[BEGIN Exercise input]

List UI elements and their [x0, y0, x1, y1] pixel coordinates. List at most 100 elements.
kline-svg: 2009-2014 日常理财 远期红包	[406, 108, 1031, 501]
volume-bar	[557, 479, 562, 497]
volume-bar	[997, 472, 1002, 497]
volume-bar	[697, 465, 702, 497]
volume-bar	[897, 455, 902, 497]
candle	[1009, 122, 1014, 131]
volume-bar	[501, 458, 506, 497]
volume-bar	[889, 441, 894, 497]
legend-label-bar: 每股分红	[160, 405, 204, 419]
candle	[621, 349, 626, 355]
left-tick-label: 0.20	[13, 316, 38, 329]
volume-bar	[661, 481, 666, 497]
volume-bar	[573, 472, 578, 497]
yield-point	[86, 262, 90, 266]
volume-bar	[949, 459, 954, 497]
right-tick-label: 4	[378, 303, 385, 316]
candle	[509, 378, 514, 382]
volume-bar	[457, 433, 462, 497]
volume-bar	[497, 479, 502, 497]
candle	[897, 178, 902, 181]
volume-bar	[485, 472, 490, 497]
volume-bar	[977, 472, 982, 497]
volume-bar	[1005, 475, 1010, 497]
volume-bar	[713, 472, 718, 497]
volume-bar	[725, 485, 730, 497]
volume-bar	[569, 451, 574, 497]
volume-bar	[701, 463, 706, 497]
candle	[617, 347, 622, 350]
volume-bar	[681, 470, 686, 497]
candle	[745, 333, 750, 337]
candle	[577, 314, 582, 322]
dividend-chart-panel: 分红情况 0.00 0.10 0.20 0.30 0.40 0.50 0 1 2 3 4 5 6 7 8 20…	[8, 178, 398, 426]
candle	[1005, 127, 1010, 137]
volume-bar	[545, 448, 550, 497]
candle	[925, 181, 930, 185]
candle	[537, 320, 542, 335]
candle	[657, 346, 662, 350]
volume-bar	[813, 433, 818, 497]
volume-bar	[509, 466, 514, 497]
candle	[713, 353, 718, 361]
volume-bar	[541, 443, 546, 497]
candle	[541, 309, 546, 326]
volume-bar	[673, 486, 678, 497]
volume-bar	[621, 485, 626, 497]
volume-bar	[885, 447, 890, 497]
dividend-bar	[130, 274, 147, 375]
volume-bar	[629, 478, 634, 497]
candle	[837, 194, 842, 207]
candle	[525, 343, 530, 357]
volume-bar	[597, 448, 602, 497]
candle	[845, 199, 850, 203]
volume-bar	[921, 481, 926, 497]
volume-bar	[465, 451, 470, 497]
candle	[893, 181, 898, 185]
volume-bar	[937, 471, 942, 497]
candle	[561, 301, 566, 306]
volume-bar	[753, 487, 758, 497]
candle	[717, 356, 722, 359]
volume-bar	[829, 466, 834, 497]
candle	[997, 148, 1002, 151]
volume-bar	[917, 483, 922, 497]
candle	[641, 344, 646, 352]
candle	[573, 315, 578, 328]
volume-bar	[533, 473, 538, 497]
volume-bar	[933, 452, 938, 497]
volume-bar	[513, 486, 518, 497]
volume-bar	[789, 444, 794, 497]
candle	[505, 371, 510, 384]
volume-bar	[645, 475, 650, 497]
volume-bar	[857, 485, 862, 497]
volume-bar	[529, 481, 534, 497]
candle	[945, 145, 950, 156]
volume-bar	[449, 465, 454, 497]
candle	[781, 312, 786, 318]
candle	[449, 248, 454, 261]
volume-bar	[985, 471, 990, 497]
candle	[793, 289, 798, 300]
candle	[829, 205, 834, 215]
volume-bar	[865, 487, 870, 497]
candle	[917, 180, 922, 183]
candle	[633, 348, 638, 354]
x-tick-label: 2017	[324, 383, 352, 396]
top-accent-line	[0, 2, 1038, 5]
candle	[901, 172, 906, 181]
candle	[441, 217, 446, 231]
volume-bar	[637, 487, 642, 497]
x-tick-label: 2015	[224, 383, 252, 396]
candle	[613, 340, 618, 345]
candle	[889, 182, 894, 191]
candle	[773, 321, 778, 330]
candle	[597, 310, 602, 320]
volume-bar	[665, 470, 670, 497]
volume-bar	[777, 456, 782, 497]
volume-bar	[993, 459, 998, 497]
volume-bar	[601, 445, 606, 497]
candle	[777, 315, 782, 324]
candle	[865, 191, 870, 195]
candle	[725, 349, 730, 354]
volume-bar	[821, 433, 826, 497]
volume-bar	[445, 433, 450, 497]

[END Exercise input]

What you are asked to do » Reproduce the listing above verbatim, keeping every line in its original order.

Exercise result »
List UI elements and their [x0, y0, x1, y1] pixel coordinates. List at most 100 elements.
kline-svg: 2009-2014 日常理财 远期红包	[406, 108, 1031, 501]
volume-bar	[557, 479, 562, 497]
volume-bar	[997, 472, 1002, 497]
volume-bar	[697, 465, 702, 497]
volume-bar	[897, 455, 902, 497]
candle	[1009, 122, 1014, 131]
volume-bar	[501, 458, 506, 497]
volume-bar	[889, 441, 894, 497]
legend-label-bar: 每股分红	[160, 405, 204, 419]
candle	[621, 349, 626, 355]
left-tick-label: 0.20	[13, 316, 38, 329]
volume-bar	[661, 481, 666, 497]
volume-bar	[573, 472, 578, 497]
yield-point	[86, 262, 90, 266]
volume-bar	[949, 459, 954, 497]
right-tick-label: 4	[378, 303, 385, 316]
candle	[509, 378, 514, 382]
volume-bar	[457, 433, 462, 497]
volume-bar	[497, 479, 502, 497]
candle	[897, 178, 902, 181]
volume-bar	[485, 472, 490, 497]
volume-bar	[977, 472, 982, 497]
volume-bar	[1005, 475, 1010, 497]
volume-bar	[713, 472, 718, 497]
volume-bar	[725, 485, 730, 497]
volume-bar	[569, 451, 574, 497]
volume-bar	[701, 463, 706, 497]
candle	[617, 347, 622, 350]
volume-bar	[681, 470, 686, 497]
candle	[745, 333, 750, 337]
candle	[577, 314, 582, 322]
dividend-chart-panel: 分红情况 0.00 0.10 0.20 0.30 0.40 0.50 0 1 2 3 4 5 6 7 8 20…	[8, 178, 398, 426]
candle	[1005, 127, 1010, 137]
volume-bar	[545, 448, 550, 497]
candle	[925, 181, 930, 185]
candle	[537, 320, 542, 335]
candle	[657, 346, 662, 350]
volume-bar	[813, 433, 818, 497]
volume-bar	[509, 466, 514, 497]
candle	[713, 353, 718, 361]
volume-bar	[541, 443, 546, 497]
candle	[541, 309, 546, 326]
volume-bar	[673, 486, 678, 497]
volume-bar	[621, 485, 626, 497]
volume-bar	[885, 447, 890, 497]
dividend-bar	[130, 274, 147, 375]
volume-bar	[629, 478, 634, 497]
candle	[837, 194, 842, 207]
candle	[525, 343, 530, 357]
volume-bar	[597, 448, 602, 497]
candle	[845, 199, 850, 203]
volume-bar	[921, 481, 926, 497]
volume-bar	[465, 451, 470, 497]
candle	[893, 181, 898, 185]
volume-bar	[937, 471, 942, 497]
candle	[561, 301, 566, 306]
volume-bar	[753, 487, 758, 497]
candle	[717, 356, 722, 359]
volume-bar	[829, 466, 834, 497]
candle	[997, 148, 1002, 151]
volume-bar	[917, 483, 922, 497]
candle	[641, 344, 646, 352]
candle	[573, 315, 578, 328]
volume-bar	[533, 473, 538, 497]
volume-bar	[933, 452, 938, 497]
volume-bar	[513, 486, 518, 497]
volume-bar	[789, 444, 794, 497]
candle	[505, 371, 510, 384]
volume-bar	[645, 475, 650, 497]
volume-bar	[857, 485, 862, 497]
volume-bar	[529, 481, 534, 497]
candle	[945, 145, 950, 156]
volume-bar	[449, 465, 454, 497]
candle	[781, 312, 786, 318]
candle	[449, 248, 454, 261]
volume-bar	[985, 471, 990, 497]
candle	[793, 289, 798, 300]
candle	[829, 205, 834, 215]
volume-bar	[865, 487, 870, 497]
candle	[917, 180, 922, 183]
candle	[633, 348, 638, 354]
x-tick-label: 2017	[324, 383, 352, 396]
top-accent-line	[0, 2, 1038, 5]
candle	[901, 172, 906, 181]
candle	[441, 217, 446, 231]
volume-bar	[637, 487, 642, 497]
x-tick-label: 2015	[224, 383, 252, 396]
candle	[613, 340, 618, 345]
candle	[889, 182, 894, 191]
candle	[773, 321, 778, 330]
candle	[597, 310, 602, 320]
volume-bar	[665, 470, 670, 497]
volume-bar	[777, 456, 782, 497]
volume-bar	[993, 459, 998, 497]
volume-bar	[601, 445, 606, 497]
candle	[777, 315, 782, 324]
candle	[865, 191, 870, 195]
candle	[725, 349, 730, 354]
volume-bar	[821, 433, 826, 497]
volume-bar	[445, 433, 450, 497]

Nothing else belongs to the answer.